[Data records]
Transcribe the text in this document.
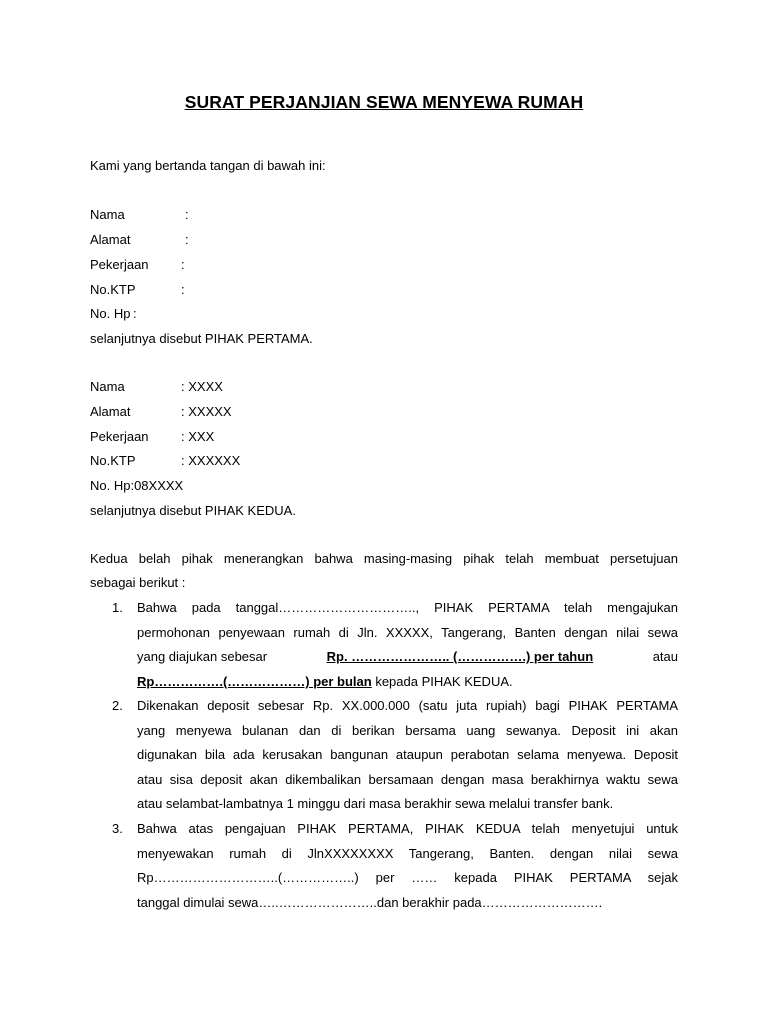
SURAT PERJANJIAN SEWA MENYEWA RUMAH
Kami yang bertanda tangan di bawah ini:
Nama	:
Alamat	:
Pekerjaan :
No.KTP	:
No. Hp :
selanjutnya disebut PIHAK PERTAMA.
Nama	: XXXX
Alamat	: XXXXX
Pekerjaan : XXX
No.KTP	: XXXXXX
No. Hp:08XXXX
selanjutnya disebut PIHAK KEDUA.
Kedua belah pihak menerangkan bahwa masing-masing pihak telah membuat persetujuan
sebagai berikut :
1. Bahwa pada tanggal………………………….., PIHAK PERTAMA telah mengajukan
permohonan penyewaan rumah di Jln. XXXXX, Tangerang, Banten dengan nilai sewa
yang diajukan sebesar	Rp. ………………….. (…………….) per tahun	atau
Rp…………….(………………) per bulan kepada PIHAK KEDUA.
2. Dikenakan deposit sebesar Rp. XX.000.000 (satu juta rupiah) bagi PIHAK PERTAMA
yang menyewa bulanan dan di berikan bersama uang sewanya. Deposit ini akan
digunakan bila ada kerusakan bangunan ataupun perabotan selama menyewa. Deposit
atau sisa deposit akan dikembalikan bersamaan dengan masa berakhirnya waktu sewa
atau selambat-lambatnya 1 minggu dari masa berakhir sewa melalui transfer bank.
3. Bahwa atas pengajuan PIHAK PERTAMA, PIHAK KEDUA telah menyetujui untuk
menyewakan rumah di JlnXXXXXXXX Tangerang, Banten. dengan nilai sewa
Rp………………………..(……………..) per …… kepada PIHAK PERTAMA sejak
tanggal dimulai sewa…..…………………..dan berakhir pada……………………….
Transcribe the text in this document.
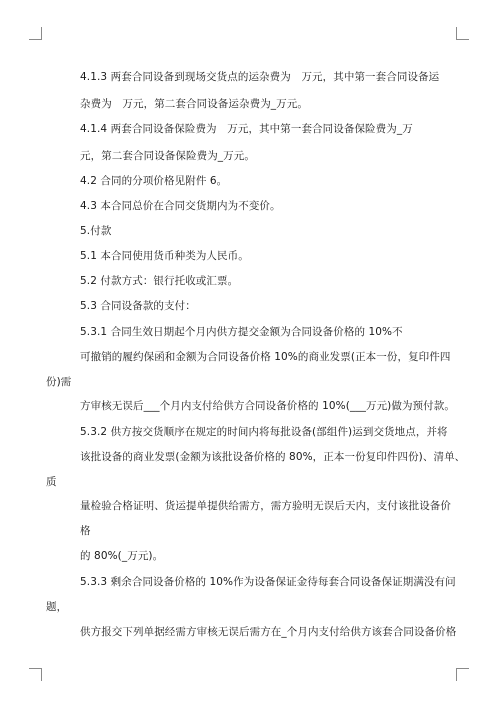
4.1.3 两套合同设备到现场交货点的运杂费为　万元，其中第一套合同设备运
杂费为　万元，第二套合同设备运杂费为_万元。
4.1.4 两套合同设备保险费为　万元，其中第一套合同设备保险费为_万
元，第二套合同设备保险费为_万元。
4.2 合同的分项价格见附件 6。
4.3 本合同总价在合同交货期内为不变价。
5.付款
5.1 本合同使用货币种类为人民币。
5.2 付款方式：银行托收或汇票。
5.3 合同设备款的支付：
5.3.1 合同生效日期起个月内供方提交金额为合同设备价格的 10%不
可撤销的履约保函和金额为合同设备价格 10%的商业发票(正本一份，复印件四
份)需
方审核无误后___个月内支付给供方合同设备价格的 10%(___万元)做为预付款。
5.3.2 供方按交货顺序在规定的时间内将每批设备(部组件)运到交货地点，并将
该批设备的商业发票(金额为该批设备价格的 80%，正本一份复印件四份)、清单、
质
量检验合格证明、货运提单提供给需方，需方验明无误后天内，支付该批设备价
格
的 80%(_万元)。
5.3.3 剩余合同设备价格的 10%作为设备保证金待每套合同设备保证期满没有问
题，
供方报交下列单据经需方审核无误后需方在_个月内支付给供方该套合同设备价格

TASK DIRECTIONS: Images in the records should not be copied. Repeat all the rest exactly.

COMPLETE RESPONSE:
Transcribe the text in this document.
SURAT PERJANJIAN SEWA MENYEWA RUMAH
Kami yang bertanda tangan di bawah ini:
Nama	:
Alamat	:
Pekerjaan :
No.KTP	:
No. Hp :
selanjutnya disebut PIHAK PERTAMA.
Nama	: XXXX
Alamat	: XXXXX
Pekerjaan : XXX
No.KTP	: XXXXXX
No. Hp:08XXXX
selanjutnya disebut PIHAK KEDUA.
Kedua belah pihak menerangkan bahwa masing-masing pihak telah membuat persetujuan
sebagai berikut :
1. Bahwa pada tanggal………………………….., PIHAK PERTAMA telah mengajukan
permohonan penyewaan rumah di Jln. XXXXX, Tangerang, Banten dengan nilai sewa
yang diajukan sebesar	Rp. ………………….. (…………….) per tahun	atau
Rp…………….(………………) per bulan kepada PIHAK KEDUA.
2. Dikenakan deposit sebesar Rp. XX.000.000 (satu juta rupiah) bagi PIHAK PERTAMA
yang menyewa bulanan dan di berikan bersama uang sewanya. Deposit ini akan
digunakan bila ada kerusakan bangunan ataupun perabotan selama menyewa. Deposit
atau sisa deposit akan dikembalikan bersamaan dengan masa berakhirnya waktu sewa
atau selambat-lambatnya 1 minggu dari masa berakhir sewa melalui transfer bank.
3. Bahwa atas pengajuan PIHAK PERTAMA, PIHAK KEDUA telah menyetujui untuk
menyewakan rumah di JlnXXXXXXXX Tangerang, Banten. dengan nilai sewa
Rp………………………..(……………..) per …… kepada PIHAK PERTAMA sejak
tanggal dimulai sewa…..…………………..dan berakhir pada……………………….
Transcribe the text in this document.
4.1.3 两套合同设备到现场交货点的运杂费为　万元，其中第一套合同设备运
杂费为　万元，第二套合同设备运杂费为_万元。
4.1.4 两套合同设备保险费为　万元，其中第一套合同设备保险费为_万
元，第二套合同设备保险费为_万元。
4.2 合同的分项价格见附件 6。
4.3 本合同总价在合同交货期内为不变价。
5.付款
5.1 本合同使用货币种类为人民币。
5.2 付款方式：银行托收或汇票。
5.3 合同设备款的支付：
5.3.1 合同生效日期起个月内供方提交金额为合同设备价格的 10%不
可撤销的履约保函和金额为合同设备价格 10%的商业发票(正本一份，复印件四
份)需
方审核无误后___个月内支付给供方合同设备价格的 10%(___万元)做为预付款。
5.3.2 供方按交货顺序在规定的时间内将每批设备(部组件)运到交货地点，并将
该批设备的商业发票(金额为该批设备价格的 80%，正本一份复印件四份)、清单、
质
量检验合格证明、货运提单提供给需方，需方验明无误后天内，支付该批设备价
格
的 80%(_万元)。
5.3.3 剩余合同设备价格的 10%作为设备保证金待每套合同设备保证期满没有问
题，
供方报交下列单据经需方审核无误后需方在_个月内支付给供方该套合同设备价格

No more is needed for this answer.